[start Extracted records]

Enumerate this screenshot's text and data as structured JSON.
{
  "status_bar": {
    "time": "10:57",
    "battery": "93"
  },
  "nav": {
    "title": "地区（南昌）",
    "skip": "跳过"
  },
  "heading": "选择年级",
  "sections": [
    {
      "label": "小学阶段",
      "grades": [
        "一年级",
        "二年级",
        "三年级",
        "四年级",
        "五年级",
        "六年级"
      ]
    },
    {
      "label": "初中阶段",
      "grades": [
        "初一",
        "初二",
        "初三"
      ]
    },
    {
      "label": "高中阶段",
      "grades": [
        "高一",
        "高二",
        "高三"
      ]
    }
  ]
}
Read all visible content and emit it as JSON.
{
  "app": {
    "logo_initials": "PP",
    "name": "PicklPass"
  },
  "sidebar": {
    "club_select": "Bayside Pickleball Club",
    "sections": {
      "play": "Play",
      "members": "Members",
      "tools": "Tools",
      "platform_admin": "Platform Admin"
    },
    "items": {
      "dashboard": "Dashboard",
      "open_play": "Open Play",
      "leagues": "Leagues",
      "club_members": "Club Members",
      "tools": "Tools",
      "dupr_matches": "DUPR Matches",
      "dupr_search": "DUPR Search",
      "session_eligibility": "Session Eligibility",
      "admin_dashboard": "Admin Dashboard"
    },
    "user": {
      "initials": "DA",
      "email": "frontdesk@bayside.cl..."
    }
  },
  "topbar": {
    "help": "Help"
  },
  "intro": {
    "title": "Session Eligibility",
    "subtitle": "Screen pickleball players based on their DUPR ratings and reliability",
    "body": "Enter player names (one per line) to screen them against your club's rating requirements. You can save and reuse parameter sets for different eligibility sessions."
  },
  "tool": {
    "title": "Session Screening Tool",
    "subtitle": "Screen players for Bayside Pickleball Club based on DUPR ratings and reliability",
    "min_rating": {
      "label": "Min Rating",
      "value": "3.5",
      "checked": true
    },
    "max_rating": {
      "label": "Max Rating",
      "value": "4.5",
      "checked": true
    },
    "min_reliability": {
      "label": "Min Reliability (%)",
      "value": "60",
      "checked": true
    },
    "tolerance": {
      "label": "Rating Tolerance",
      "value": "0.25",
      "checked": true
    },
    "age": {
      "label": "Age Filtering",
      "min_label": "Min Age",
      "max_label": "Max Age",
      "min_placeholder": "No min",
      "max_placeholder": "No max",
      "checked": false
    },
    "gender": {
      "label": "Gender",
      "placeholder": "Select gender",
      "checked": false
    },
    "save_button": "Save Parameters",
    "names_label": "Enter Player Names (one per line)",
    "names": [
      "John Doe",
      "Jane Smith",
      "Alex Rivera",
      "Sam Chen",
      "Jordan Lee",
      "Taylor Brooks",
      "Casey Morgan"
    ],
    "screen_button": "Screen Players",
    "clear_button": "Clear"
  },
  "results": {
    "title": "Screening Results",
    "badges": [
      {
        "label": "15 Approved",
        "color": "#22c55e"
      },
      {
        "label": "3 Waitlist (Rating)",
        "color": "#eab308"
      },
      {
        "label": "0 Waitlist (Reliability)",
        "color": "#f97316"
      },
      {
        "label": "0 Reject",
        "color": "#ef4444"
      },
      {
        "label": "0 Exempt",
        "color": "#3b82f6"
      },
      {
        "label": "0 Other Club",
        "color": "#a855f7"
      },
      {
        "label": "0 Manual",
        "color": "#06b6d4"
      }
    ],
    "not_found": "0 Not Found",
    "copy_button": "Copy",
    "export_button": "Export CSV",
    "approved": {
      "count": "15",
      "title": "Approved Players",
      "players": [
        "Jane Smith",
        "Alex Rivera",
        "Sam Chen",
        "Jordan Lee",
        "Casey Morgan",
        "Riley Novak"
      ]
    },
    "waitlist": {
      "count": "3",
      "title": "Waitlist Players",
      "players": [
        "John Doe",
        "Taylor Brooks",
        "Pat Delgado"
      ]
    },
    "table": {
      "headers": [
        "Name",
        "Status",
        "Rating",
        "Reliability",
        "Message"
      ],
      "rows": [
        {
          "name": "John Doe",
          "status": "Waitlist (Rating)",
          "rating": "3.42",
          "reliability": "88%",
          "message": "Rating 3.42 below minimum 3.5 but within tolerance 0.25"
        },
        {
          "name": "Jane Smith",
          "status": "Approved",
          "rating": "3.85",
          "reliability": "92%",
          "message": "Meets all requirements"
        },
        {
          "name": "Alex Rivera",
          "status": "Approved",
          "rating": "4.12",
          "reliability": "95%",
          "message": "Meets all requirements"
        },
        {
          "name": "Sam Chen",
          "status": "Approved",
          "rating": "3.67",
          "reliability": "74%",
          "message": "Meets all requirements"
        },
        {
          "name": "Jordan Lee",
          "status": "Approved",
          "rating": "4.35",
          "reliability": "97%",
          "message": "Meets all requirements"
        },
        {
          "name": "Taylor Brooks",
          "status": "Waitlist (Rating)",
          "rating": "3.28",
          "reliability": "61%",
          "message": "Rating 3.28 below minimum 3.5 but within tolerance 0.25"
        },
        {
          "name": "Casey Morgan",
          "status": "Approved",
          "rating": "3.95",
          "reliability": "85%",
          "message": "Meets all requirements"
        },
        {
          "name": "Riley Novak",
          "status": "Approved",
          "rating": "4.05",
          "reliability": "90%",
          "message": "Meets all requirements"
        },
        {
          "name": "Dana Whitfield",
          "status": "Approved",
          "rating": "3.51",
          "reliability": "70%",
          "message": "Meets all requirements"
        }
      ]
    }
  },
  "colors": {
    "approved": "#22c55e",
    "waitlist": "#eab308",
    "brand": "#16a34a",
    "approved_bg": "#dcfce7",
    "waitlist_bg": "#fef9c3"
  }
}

[end Extracted records]

Extract all the material, leaving every line as it is.

Enumerate this screenshot's text and data as structured JSON.
{
  "status_bar": {
    "time": "10:57",
    "battery": "93"
  },
  "nav": {
    "title": "地区（南昌）",
    "skip": "跳过"
  },
  "heading": "选择年级",
  "sections": [
    {
      "label": "小学阶段",
      "grades": [
        "一年级",
        "二年级",
        "三年级",
        "四年级",
        "五年级",
        "六年级"
      ]
    },
    {
      "label": "初中阶段",
      "grades": [
        "初一",
        "初二",
        "初三"
      ]
    },
    {
      "label": "高中阶段",
      "grades": [
        "高一",
        "高二",
        "高三"
      ]
    }
  ]
}
Read all visible content and emit it as JSON.
{
  "app": {
    "logo_initials": "PP",
    "name": "PicklPass"
  },
  "sidebar": {
    "club_select": "Bayside Pickleball Club",
    "sections": {
      "play": "Play",
      "members": "Members",
      "tools": "Tools",
      "platform_admin": "Platform Admin"
    },
    "items": {
      "dashboard": "Dashboard",
      "open_play": "Open Play",
      "leagues": "Leagues",
      "club_members": "Club Members",
      "tools": "Tools",
      "dupr_matches": "DUPR Matches",
      "dupr_search": "DUPR Search",
      "session_eligibility": "Session Eligibility",
      "admin_dashboard": "Admin Dashboard"
    },
    "user": {
      "initials": "DA",
      "email": "frontdesk@bayside.cl..."
    }
  },
  "topbar": {
    "help": "Help"
  },
  "intro": {
    "title": "Session Eligibility",
    "subtitle": "Screen pickleball players based on their DUPR ratings and reliability",
    "body": "Enter player names (one per line) to screen them against your club's rating requirements. You can save and reuse parameter sets for different eligibility sessions."
  },
  "tool": {
    "title": "Session Screening Tool",
    "subtitle": "Screen players for Bayside Pickleball Club based on DUPR ratings and reliability",
    "min_rating": {
      "label": "Min Rating",
      "value": "3.5",
      "checked": true
    },
    "max_rating": {
      "label": "Max Rating",
      "value": "4.5",
      "checked": true
    },
    "min_reliability": {
      "label": "Min Reliability (%)",
      "value": "60",
      "checked": true
    },
    "tolerance": {
      "label": "Rating Tolerance",
      "value": "0.25",
      "checked": true
    },
    "age": {
      "label": "Age Filtering",
      "min_label": "Min Age",
      "max_label": "Max Age",
      "min_placeholder": "No min",
      "max_placeholder": "No max",
      "checked": false
    },
    "gender": {
      "label": "Gender",
      "placeholder": "Select gender",
      "checked": false
    },
    "save_button": "Save Parameters",
    "names_label": "Enter Player Names (one per line)",
    "names": [
      "John Doe",
      "Jane Smith",
      "Alex Rivera",
      "Sam Chen",
      "Jordan Lee",
      "Taylor Brooks",
      "Casey Morgan"
    ],
    "screen_button": "Screen Players",
    "clear_button": "Clear"
  },
  "results": {
    "title": "Screening Results",
    "badges": [
      {
        "label": "15 Approved",
        "color": "#22c55e"
      },
      {
        "label": "3 Waitlist (Rating)",
        "color": "#eab308"
      },
      {
        "label": "0 Waitlist (Reliability)",
        "color": "#f97316"
      },
      {
        "label": "0 Reject",
        "color": "#ef4444"
      },
      {
        "label": "0 Exempt",
        "color": "#3b82f6"
      },
      {
        "label": "0 Other Club",
        "color": "#a855f7"
      },
      {
        "label": "0 Manual",
        "color": "#06b6d4"
      }
    ],
    "not_found": "0 Not Found",
    "copy_button": "Copy",
    "export_button": "Export CSV",
    "approved": {
      "count": "15",
      "title": "Approved Players",
      "players": [
        "Jane Smith",
        "Alex Rivera",
        "Sam Chen",
        "Jordan Lee",
        "Casey Morgan",
        "Riley Novak"
      ]
    },
    "waitlist": {
      "count": "3",
      "title": "Waitlist Players",
      "players": [
        "John Doe",
        "Taylor Brooks",
        "Pat Delgado"
      ]
    },
    "table": {
      "headers": [
        "Name",
        "Status",
        "Rating",
        "Reliability",
        "Message"
      ],
      "rows": [
        {
          "name": "John Doe",
          "status": "Waitlist (Rating)",
          "rating": "3.42",
          "reliability": "88%",
          "message": "Rating 3.42 below minimum 3.5 but within tolerance 0.25"
        },
        {
          "name": "Jane Smith",
          "status": "Approved",
          "rating": "3.85",
          "reliability": "92%",
          "message": "Meets all requirements"
        },
        {
          "name": "Alex Rivera",
          "status": "Approved",
          "rating": "4.12",
          "reliability": "95%",
          "message": "Meets all requirements"
        },
        {
          "name": "Sam Chen",
          "status": "Approved",
          "rating": "3.67",
          "reliability": "74%",
          "message": "Meets all requirements"
        },
        {
          "name": "Jordan Lee",
          "status": "Approved",
          "rating": "4.35",
          "reliability": "97%",
          "message": "Meets all requirements"
        },
        {
          "name": "Taylor Brooks",
          "status": "Waitlist (Rating)",
          "rating": "3.28",
          "reliability": "61%",
          "message": "Rating 3.28 below minimum 3.5 but within tolerance 0.25"
        },
        {
          "name": "Casey Morgan",
          "status": "Approved",
          "rating": "3.95",
          "reliability": "85%",
          "message": "Meets all requirements"
        },
        {
          "name": "Riley Novak",
          "status": "Approved",
          "rating": "4.05",
          "reliability": "90%",
          "message": "Meets all requirements"
        },
        {
          "name": "Dana Whitfield",
          "status": "Approved",
          "rating": "3.51",
          "reliability": "70%",
          "message": "Meets all requirements"
        }
      ]
    }
  },
  "colors": {
    "approved": "#22c55e",
    "waitlist": "#eab308",
    "brand": "#16a34a",
    "approved_bg": "#dcfce7",
    "waitlist_bg": "#fef9c3"
  }
}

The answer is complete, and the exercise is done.